------ Data to process ------

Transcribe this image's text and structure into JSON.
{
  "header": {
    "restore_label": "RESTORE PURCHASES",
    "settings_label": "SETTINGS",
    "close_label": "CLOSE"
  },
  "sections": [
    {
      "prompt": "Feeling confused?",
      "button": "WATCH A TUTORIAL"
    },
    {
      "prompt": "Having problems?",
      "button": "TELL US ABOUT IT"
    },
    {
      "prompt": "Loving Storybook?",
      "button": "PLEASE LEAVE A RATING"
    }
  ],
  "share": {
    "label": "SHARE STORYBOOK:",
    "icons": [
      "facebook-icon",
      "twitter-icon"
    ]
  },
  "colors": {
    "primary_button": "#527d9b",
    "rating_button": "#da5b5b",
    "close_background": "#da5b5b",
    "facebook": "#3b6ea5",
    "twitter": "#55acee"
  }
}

------

▸ Goal of the exercise: Transcribe the full listing above without leaving anything out.

▸ Correct output:
Transcribe this image's text and structure into JSON.
{
  "header": {
    "restore_label": "RESTORE PURCHASES",
    "settings_label": "SETTINGS",
    "close_label": "CLOSE"
  },
  "sections": [
    {
      "prompt": "Feeling confused?",
      "button": "WATCH A TUTORIAL"
    },
    {
      "prompt": "Having problems?",
      "button": "TELL US ABOUT IT"
    },
    {
      "prompt": "Loving Storybook?",
      "button": "PLEASE LEAVE A RATING"
    }
  ],
  "share": {
    "label": "SHARE STORYBOOK:",
    "icons": [
      "facebook-icon",
      "twitter-icon"
    ]
  },
  "colors": {
    "primary_button": "#527d9b",
    "rating_button": "#da5b5b",
    "close_background": "#da5b5b",
    "facebook": "#3b6ea5",
    "twitter": "#55acee"
  }
}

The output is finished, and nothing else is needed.